Source =>
....
Did you mean "HOOTER" girl.....:dude: or (.)(.)'s girl....


----------



## hacker3 (Nov 16, 2006)

YES

-Tracey


----------



## wallyworld (Oct 10, 2002)

rookie99 said:


> so how many recoils was there
> 
> brad


 Hi Brad. There was a couple of recoils there for sure.


----------



## rookie99 (Apr 20, 2008)

anybody wouldn't happen to have an extra transponder for me this weekend would they


----------



## jak43 (Sep 4, 2005)

With the way the weather forcast looks for Sunday (rain and not very warm ), we will be moving the parking lot racing indoors to Summit Raceway to race on the carpet. We are going to try to run a tri-oval with a simple roadcourse in the middle.

Last week we had two recoil cars there. They were lots of fun on the pavement along with the vintage trans am cars.

John


----------



## rookie99 (Apr 20, 2008)

since i got my recoil setup for oval, should change anything to try (keyword try) to run the road course


----------



## sportpak (Dec 23, 2005)

rookie99 said:


> since i got my recoil setup for oval, should change anything to try (keyword try) to run the road course


Just bring it and try it. I think you'll be surprised how well it will do. The recoil is an awesome car.

Ben


----------



## rookie99 (Apr 20, 2008)

better put some extra paddin on the walls cause i have a tendency to lightly touch the walls


----------



## rookie99 (Apr 20, 2008)

i think i might be going nastruck for the winter


----------



## jak43 (Sep 4, 2005)

Well we do have soft walls or at least relatively soft walls. The recoil should be easy to change to run the road course.


----------



## rookie99 (Apr 20, 2008)

thanks for confidence boost, hey wallyworld stay postive on that truck and you might be able to run this summer


----------



## rookie99 (Apr 20, 2008)

hey even better turnout this week a whole 3 1/2 people showed up, just kidding, i think by the end of the summer we will have sold out seats and the parking lot will be filled, all and all, i want to thank john, ben, and dale, for helping me get started in racing, see you all in two weeks or sooner, 

by the way i had fun running with you john and larry


----------



## sportpak (Dec 23, 2005)

It's pretty early, and spring fever has been going around. Things will settle down and people will come out and race.

Ben


----------



## convikt (Nov 2, 2005)

relax, more people will show up....it just going to take a second for some of us


----------



## rookie99 (Apr 20, 2008)

i know i was just giving everyone a hard time


----------



## jak43 (Sep 4, 2005)

On Sunday May 18, we will be racing at the car show at IPFW. We should be in one of the main parking lots near Coliseum Blvd. Like to see a nice turnout of Vintage Trans Am cars. This is a great opportunity to get new people interested in the hobby. The track should be setup by 9:30 with racing starting at noon.

John


----------



## sportpak (Dec 23, 2005)

If someone was only going to make one Sunday race this summer, please make it this one. It will be a lot of fun and the crowd will be all car people, so it should be a very enthusiastic and a great PR oportunity.
....
Extracted information =>

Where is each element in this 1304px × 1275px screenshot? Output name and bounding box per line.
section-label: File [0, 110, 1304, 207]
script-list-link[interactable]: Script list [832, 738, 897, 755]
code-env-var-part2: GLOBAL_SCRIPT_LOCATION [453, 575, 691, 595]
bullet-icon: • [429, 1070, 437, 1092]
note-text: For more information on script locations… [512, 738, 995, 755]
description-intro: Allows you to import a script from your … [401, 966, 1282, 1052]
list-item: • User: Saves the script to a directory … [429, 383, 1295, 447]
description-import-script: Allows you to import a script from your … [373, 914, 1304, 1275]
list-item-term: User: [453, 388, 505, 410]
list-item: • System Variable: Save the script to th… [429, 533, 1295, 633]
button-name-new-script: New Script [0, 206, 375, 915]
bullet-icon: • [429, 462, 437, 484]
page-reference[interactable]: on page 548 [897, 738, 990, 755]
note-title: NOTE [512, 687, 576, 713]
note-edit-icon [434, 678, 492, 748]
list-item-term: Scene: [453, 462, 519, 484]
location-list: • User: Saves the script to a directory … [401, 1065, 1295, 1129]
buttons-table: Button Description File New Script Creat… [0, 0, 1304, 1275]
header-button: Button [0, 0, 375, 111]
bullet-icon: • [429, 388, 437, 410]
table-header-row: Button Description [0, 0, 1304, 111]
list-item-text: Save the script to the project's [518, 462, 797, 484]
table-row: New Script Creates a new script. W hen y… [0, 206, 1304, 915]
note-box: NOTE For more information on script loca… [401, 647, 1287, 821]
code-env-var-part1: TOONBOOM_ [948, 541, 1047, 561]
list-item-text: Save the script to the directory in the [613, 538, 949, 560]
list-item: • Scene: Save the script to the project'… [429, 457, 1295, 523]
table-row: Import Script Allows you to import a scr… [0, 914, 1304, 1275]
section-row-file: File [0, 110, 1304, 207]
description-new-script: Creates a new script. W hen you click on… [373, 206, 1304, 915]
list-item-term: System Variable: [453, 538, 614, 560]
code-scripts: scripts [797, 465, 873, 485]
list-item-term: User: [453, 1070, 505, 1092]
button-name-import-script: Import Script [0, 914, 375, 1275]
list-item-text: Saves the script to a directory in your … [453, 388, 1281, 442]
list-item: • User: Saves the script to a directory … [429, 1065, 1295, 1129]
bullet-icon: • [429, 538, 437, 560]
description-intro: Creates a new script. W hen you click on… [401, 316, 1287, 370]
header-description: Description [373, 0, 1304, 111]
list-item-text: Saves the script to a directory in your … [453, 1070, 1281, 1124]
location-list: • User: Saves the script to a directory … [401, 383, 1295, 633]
....
To be done =>
a - Print the section of the racing thread starting at "i know i was" and ending at "starting at noon.".
b - Answer these about the racing thread:
(i) Where will the parking lot racing move because of Sunday's forecast?
(ii) How many recoil cars were there last week?
(iii) At what time does racing start at the IPFW car show?
The data is separate material.

Expected responses =>
a -
i know i was just giving everyone a hard time


----------



## jak43 (Sep 4, 2005)

On Sunday May 18, we will be racing at the car show at IPFW. We should be in one of the main parking lots near Coliseum Blvd. Like to see a nice turnout of Vintage Trans Am cars. This is a great opportunity to get new people interested in the hobby. The track should be setup by 9:30 with racing starting at noon.

b -
(i) Summit Raceway
(ii) Two
(iii) Noon